Requirement
Write every entry out again exactly, please, and skip the pictures.

— begin Recorded data —

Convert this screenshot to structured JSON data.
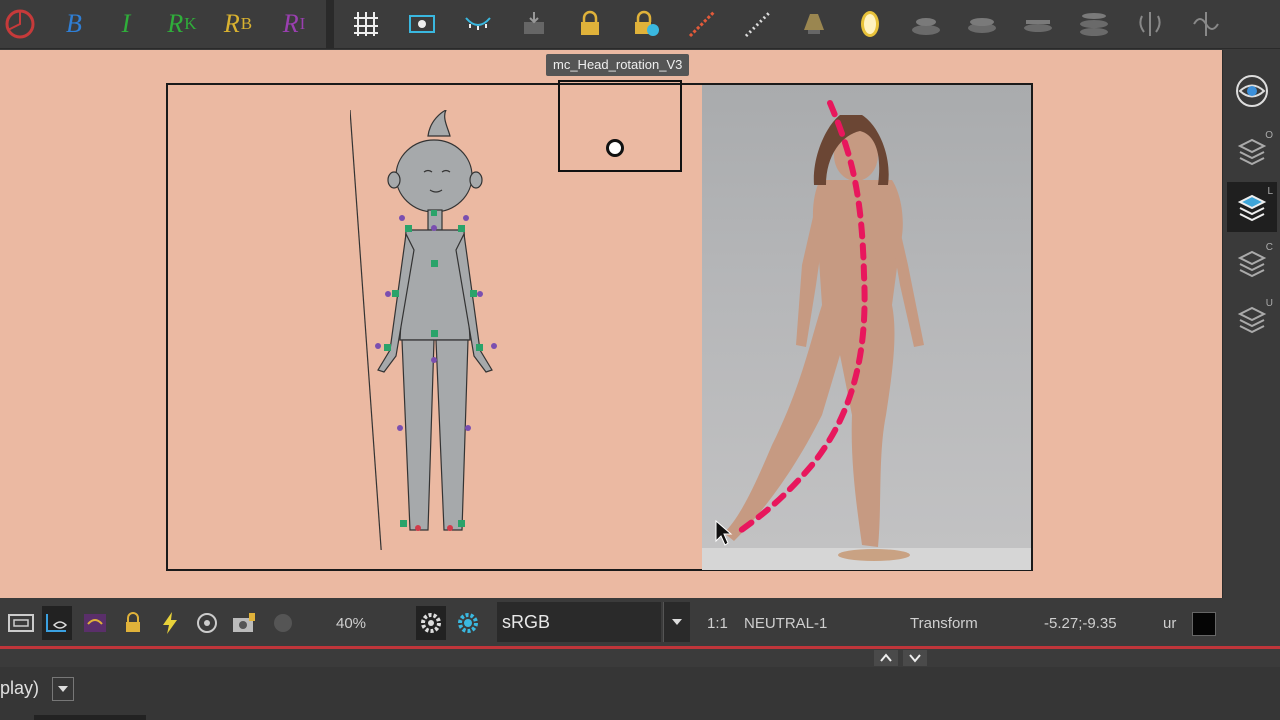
{
  "toolbar": {
    "layer_buttons": [
      {
        "letter": "B",
        "sub": "",
        "color": "#2f7fd6",
        "icon": "bitmap-layer-icon"
      },
      {
        "letter": "I",
        "sub": "",
        "color": "#2fae3a",
        "icon": "ink-layer-icon"
      },
      {
        "letter": "R",
        "sub": "K",
        "color": "#2fae3a",
        "icon": "reference-k-icon"
      },
      {
        "letter": "R",
        "sub": "B",
        "color": "#d9b230",
        "icon": "reference-b-icon"
      },
      {
        "letter": "R",
        "sub": "I",
        "color": "#9a3fb0",
        "icon": "reference-i-icon"
      }
    ],
    "tools": [
      "grid-icon",
      "camera-frame-icon",
      "onion-skin-icon",
      "import-icon",
      "lock-icon",
      "lock-add-icon",
      "bone-chain-icon",
      "ruler-icon",
      "light-icon",
      "mirror-icon",
      "stack-1-icon",
      "stack-2-icon",
      "stack-3-icon",
      "stack-4-icon",
      "symmetry-icon",
      "curve-icon"
    ]
  },
  "canvas": {
    "tooltip": "mc_Head_rotation_V3",
    "background": "#ebb9a2",
    "accent_dash": "#e8175d"
  },
  "right_panel": [
    {
      "icon": "eye-icon",
      "key": ""
    },
    {
      "icon": "layers-o-icon",
      "key": "O"
    },
    {
      "icon": "layers-l-icon",
      "key": "L"
    },
    {
      "icon": "layers-c-icon",
      "key": "C"
    },
    {
      "icon": "layers-u-icon",
      "key": "U"
    }
  ],
  "statusbar": {
    "zoom": "40%",
    "colorspace": "sRGB",
    "ratio": "1:1",
    "palette": "NEUTRAL-1",
    "mode": "Transform",
    "coords": "-5.27;-9.35",
    "unit": "ur"
  },
  "bottombar": {
    "display_label": "play)"
  }
}
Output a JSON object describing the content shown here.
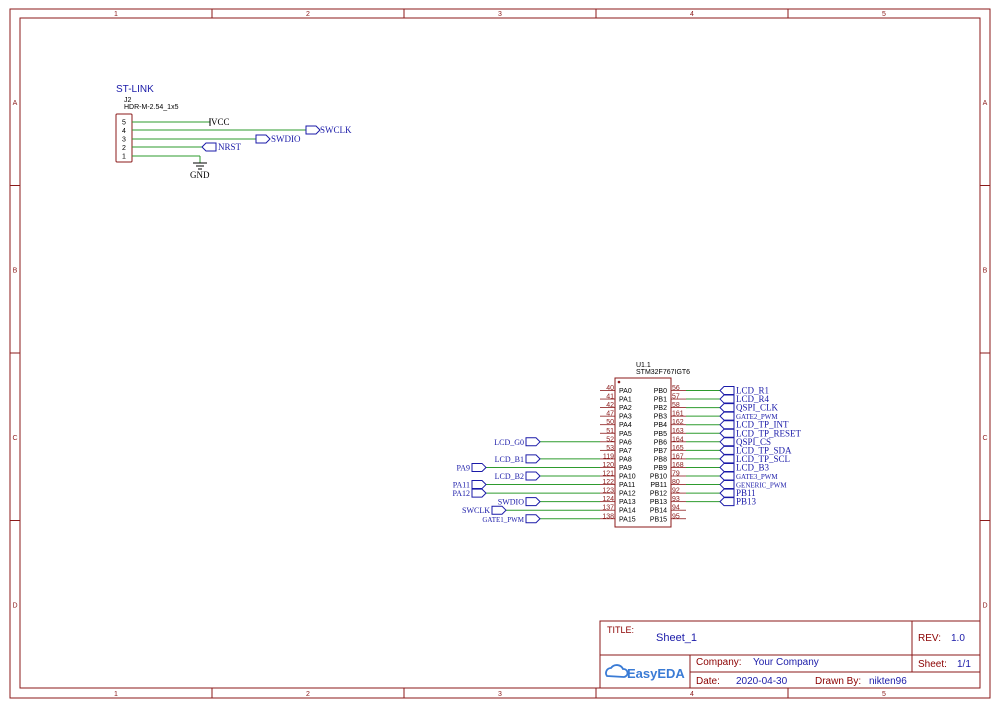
{
  "frame": {
    "columns": [
      "1",
      "2",
      "3",
      "4",
      "5"
    ],
    "rows": [
      "A",
      "B",
      "C",
      "D"
    ],
    "border_color": "#8b1a1a",
    "wire_color": "#2e9b2e",
    "net_color": "#1a1aa8"
  },
  "stlink": {
    "title": "ST-LINK",
    "designator": "J2",
    "footprint": "HDR-M-2.54_1x5",
    "pins": [
      "5",
      "4",
      "3",
      "2",
      "1"
    ],
    "vcc": "VCC",
    "gnd": "GND",
    "nets": {
      "swclk": "SWCLK",
      "swdio": "SWDIO",
      "nrst": "NRST"
    }
  },
  "mcu": {
    "designator": "U1.1",
    "part": "STM32F767IGT6",
    "left_pins": [
      {
        "num": "40",
        "name": "PA0",
        "net": ""
      },
      {
        "num": "41",
        "name": "PA1",
        "net": ""
      },
      {
        "num": "42",
        "name": "PA2",
        "net": ""
      },
      {
        "num": "47",
        "name": "PA3",
        "net": ""
      },
      {
        "num": "50",
        "name": "PA4",
        "net": ""
      },
      {
        "num": "51",
        "name": "PA5",
        "net": ""
      },
      {
        "num": "52",
        "name": "PA6",
        "net": "LCD_G0"
      },
      {
        "num": "53",
        "name": "PA7",
        "net": ""
      },
      {
        "num": "119",
        "name": "PA8",
        "net": "LCD_B1"
      },
      {
        "num": "120",
        "name": "PA9",
        "net": "PA9"
      },
      {
        "num": "121",
        "name": "PA10",
        "net": "LCD_B2"
      },
      {
        "num": "122",
        "name": "PA11",
        "net": "PA11"
      },
      {
        "num": "123",
        "name": "PA12",
        "net": "PA12"
      },
      {
        "num": "124",
        "name": "PA13",
        "net": "SWDIO"
      },
      {
        "num": "137",
        "name": "PA14",
        "net": "SWCLK"
      },
      {
        "num": "138",
        "name": "PA15",
        "net": "GATE1_PWM"
      }
    ],
    "right_pins": [
      {
        "num": "56",
        "name": "PB0",
        "net": "LCD_R1"
      },
      {
        "num": "57",
        "name": "PB1",
        "net": "LCD_R4"
      },
      {
        "num": "58",
        "name": "PB2",
        "net": "QSPI_CLK"
      },
      {
        "num": "161",
        "name": "PB3",
        "net": "GATE2_PWM"
      },
      {
        "num": "162",
        "name": "PB4",
        "net": "LCD_TP_INT"
      },
      {
        "num": "163",
        "name": "PB5",
        "net": "LCD_TP_RESET"
      },
      {
        "num": "164",
        "name": "PB6",
        "net": "QSPI_CS"
      },
      {
        "num": "165",
        "name": "PB7",
        "net": "LCD_TP_SDA"
      },
      {
        "num": "167",
        "name": "PB8",
        "net": "LCD_TP_SCL"
      },
      {
        "num": "168",
        "name": "PB9",
        "net": "LCD_B3"
      },
      {
        "num": "79",
        "name": "PB10",
        "net": "GATE3_PWM"
      },
      {
        "num": "80",
        "name": "PB11",
        "net": "GENERIC_PWM"
      },
      {
        "num": "92",
        "name": "PB12",
        "net": "PB11"
      },
      {
        "num": "93",
        "name": "PB13",
        "net": "PB13"
      },
      {
        "num": "94",
        "name": "PB14",
        "net": ""
      },
      {
        "num": "95",
        "name": "PB15",
        "net": ""
      }
    ]
  },
  "title_block": {
    "title_label": "TITLE:",
    "title": "Sheet_1",
    "rev_label": "REV:",
    "rev": "1.0",
    "company_label": "Company:",
    "company": "Your Company",
    "sheet_label": "Sheet:",
    "sheet": "1/1",
    "date_label": "Date:",
    "date": "2020-04-30",
    "drawn_label": "Drawn By:",
    "drawn_by": "nikten96",
    "logo": "EasyEDA"
  }
}
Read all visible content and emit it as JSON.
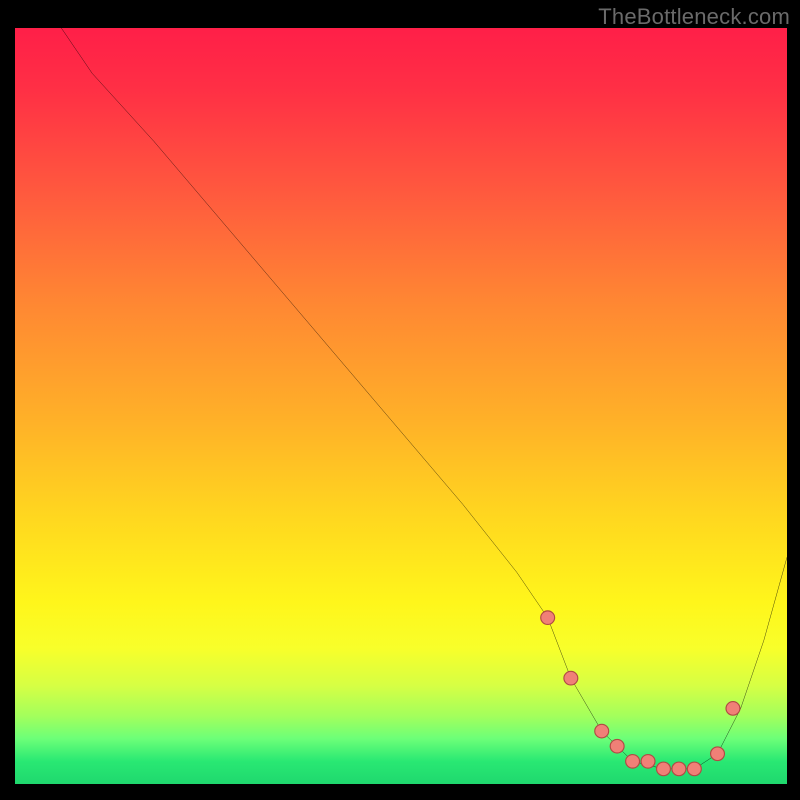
{
  "watermark": "TheBottleneck.com",
  "chart_data": {
    "type": "line",
    "title": "",
    "xlabel": "",
    "ylabel": "",
    "xlim": [
      0,
      100
    ],
    "ylim": [
      0,
      100
    ],
    "grid": false,
    "legend": false,
    "series": [
      {
        "name": "bottleneck-curve",
        "x": [
          0,
          6,
          10,
          18,
          28,
          38,
          48,
          58,
          65,
          69,
          72,
          76,
          80,
          84,
          88,
          91,
          94,
          97,
          100
        ],
        "y": [
          104,
          100,
          94,
          85,
          73,
          61,
          49,
          37,
          28,
          22,
          14,
          7,
          3,
          2,
          2,
          4,
          10,
          19,
          30
        ]
      }
    ],
    "markers": {
      "name": "highlight-points",
      "x": [
        69,
        72,
        76,
        78,
        80,
        82,
        84,
        86,
        88,
        91,
        93
      ],
      "y": [
        22,
        14,
        7,
        5,
        3,
        3,
        2,
        2,
        2,
        4,
        10
      ]
    },
    "background_gradient": {
      "top_color": "#ff1f48",
      "mid_color": "#ffd81f",
      "bottom_color": "#1fd86e"
    }
  }
}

— end Recorded data —

Task response
Convert this screenshot to structured JSON data.
{
  "toolbar": {
    "layer_buttons": [
      {
        "letter": "B",
        "sub": "",
        "color": "#2f7fd6",
        "icon": "bitmap-layer-icon"
      },
      {
        "letter": "I",
        "sub": "",
        "color": "#2fae3a",
        "icon": "ink-layer-icon"
      },
      {
        "letter": "R",
        "sub": "K",
        "color": "#2fae3a",
        "icon": "reference-k-icon"
      },
      {
        "letter": "R",
        "sub": "B",
        "color": "#d9b230",
        "icon": "reference-b-icon"
      },
      {
        "letter": "R",
        "sub": "I",
        "color": "#9a3fb0",
        "icon": "reference-i-icon"
      }
    ],
    "tools": [
      "grid-icon",
      "camera-frame-icon",
      "onion-skin-icon",
      "import-icon",
      "lock-icon",
      "lock-add-icon",
      "bone-chain-icon",
      "ruler-icon",
      "light-icon",
      "mirror-icon",
      "stack-1-icon",
      "stack-2-icon",
      "stack-3-icon",
      "stack-4-icon",
      "symmetry-icon",
      "curve-icon"
    ]
  },
  "canvas": {
    "tooltip": "mc_Head_rotation_V3",
    "background": "#ebb9a2",
    "accent_dash": "#e8175d"
  },
  "right_panel": [
    {
      "icon": "eye-icon",
      "key": ""
    },
    {
      "icon": "layers-o-icon",
      "key": "O"
    },
    {
      "icon": "layers-l-icon",
      "key": "L"
    },
    {
      "icon": "layers-c-icon",
      "key": "C"
    },
    {
      "icon": "layers-u-icon",
      "key": "U"
    }
  ],
  "statusbar": {
    "zoom": "40%",
    "colorspace": "sRGB",
    "ratio": "1:1",
    "palette": "NEUTRAL-1",
    "mode": "Transform",
    "coords": "-5.27;-9.35",
    "unit": "ur"
  },
  "bottombar": {
    "display_label": "play)"
  }
}
Output a JSON object describing the content shown here.
{
  "frame": {
    "columns": [
      "1",
      "2",
      "3",
      "4",
      "5"
    ],
    "rows": [
      "A",
      "B",
      "C",
      "D"
    ],
    "border_color": "#8b1a1a",
    "wire_color": "#2e9b2e",
    "net_color": "#1a1aa8"
  },
  "stlink": {
    "title": "ST-LINK",
    "designator": "J2",
    "footprint": "HDR-M-2.54_1x5",
    "pins": [
      "5",
      "4",
      "3",
      "2",
      "1"
    ],
    "vcc": "VCC",
    "gnd": "GND",
    "nets": {
      "swclk": "SWCLK",
      "swdio": "SWDIO",
      "nrst": "NRST"
    }
  },
  "mcu": {
    "designator": "U1.1",
    "part": "STM32F767IGT6",
    "left_pins": [
      {
        "num": "40",
        "name": "PA0",
        "net": ""
      },
      {
        "num": "41",
        "name": "PA1",
        "net": ""
      },
      {
        "num": "42",
        "name": "PA2",
        "net": ""
      },
      {
        "num": "47",
        "name": "PA3",
        "net": ""
      },
      {
        "num": "50",
        "name": "PA4",
        "net": ""
      },
      {
        "num": "51",
        "name": "PA5",
        "net": ""
      },
      {
        "num": "52",
        "name": "PA6",
        "net": "LCD_G0"
      },
      {
        "num": "53",
        "name": "PA7",
        "net": ""
      },
      {
        "num": "119",
        "name": "PA8",
        "net": "LCD_B1"
      },
      {
        "num": "120",
        "name": "PA9",
        "net": "PA9"
      },
      {
        "num": "121",
        "name": "PA10",
        "net": "LCD_B2"
      },
      {
        "num": "122",
        "name": "PA11",
        "net": "PA11"
      },
      {
        "num": "123",
        "name": "PA12",
        "net": "PA12"
      },
      {
        "num": "124",
        "name": "PA13",
        "net": "SWDIO"
      },
      {
        "num": "137",
        "name": "PA14",
        "net": "SWCLK"
      },
      {
        "num": "138",
        "name": "PA15",
        "net": "GATE1_PWM"
      }
    ],
    "right_pins": [
      {
        "num": "56",
        "name": "PB0",
        "net": "LCD_R1"
      },
      {
        "num": "57",
        "name": "PB1",
        "net": "LCD_R4"
      },
      {
        "num": "58",
        "name": "PB2",
        "net": "QSPI_CLK"
      },
      {
        "num": "161",
        "name": "PB3",
        "net": "GATE2_PWM"
      },
      {
        "num": "162",
        "name": "PB4",
        "net": "LCD_TP_INT"
      },
      {
        "num": "163",
        "name": "PB5",
        "net": "LCD_TP_RESET"
      },
      {
        "num": "164",
        "name": "PB6",
        "net": "QSPI_CS"
      },
      {
        "num": "165",
        "name": "PB7",
        "net": "LCD_TP_SDA"
      },
      {
        "num": "167",
        "name": "PB8",
        "net": "LCD_TP_SCL"
      },
      {
        "num": "168",
        "name": "PB9",
        "net": "LCD_B3"
      },
      {
        "num": "79",
        "name": "PB10",
        "net": "GATE3_PWM"
      },
      {
        "num": "80",
        "name": "PB11",
        "net": "GENERIC_PWM"
      },
      {
        "num": "92",
        "name": "PB12",
        "net": "PB11"
      },
      {
        "num": "93",
        "name": "PB13",
        "net": "PB13"
      },
      {
        "num": "94",
        "name": "PB14",
        "net": ""
      },
      {
        "num": "95",
        "name": "PB15",
        "net": ""
      }
    ]
  },
  "title_block": {
    "title_label": "TITLE:",
    "title": "Sheet_1",
    "rev_label": "REV:",
    "rev": "1.0",
    "company_label": "Company:",
    "company": "Your Company",
    "sheet_label": "Sheet:",
    "sheet": "1/1",
    "date_label": "Date:",
    "date": "2020-04-30",
    "drawn_label": "Drawn By:",
    "drawn_by": "nikten96",
    "logo": "EasyEDA"
  }
}
Read all visible content and emit it as JSON.
{
  "watermark": "TheBottleneck.com",
  "chart_data": {
    "type": "line",
    "title": "",
    "xlabel": "",
    "ylabel": "",
    "xlim": [
      0,
      100
    ],
    "ylim": [
      0,
      100
    ],
    "grid": false,
    "legend": false,
    "series": [
      {
        "name": "bottleneck-curve",
        "x": [
          0,
          6,
          10,
          18,
          28,
          38,
          48,
          58,
          65,
          69,
          72,
          76,
          80,
          84,
          88,
          91,
          94,
          97,
          100
        ],
        "y": [
          104,
          100,
          94,
          85,
          73,
          61,
          49,
          37,
          28,
          22,
          14,
          7,
          3,
          2,
          2,
          4,
          10,
          19,
          30
        ]
      }
    ],
    "markers": {
      "name": "highlight-points",
      "x": [
        69,
        72,
        76,
        78,
        80,
        82,
        84,
        86,
        88,
        91,
        93
      ],
      "y": [
        22,
        14,
        7,
        5,
        3,
        3,
        2,
        2,
        2,
        4,
        10
      ]
    },
    "background_gradient": {
      "top_color": "#ff1f48",
      "mid_color": "#ffd81f",
      "bottom_color": "#1fd86e"
    }
  }
}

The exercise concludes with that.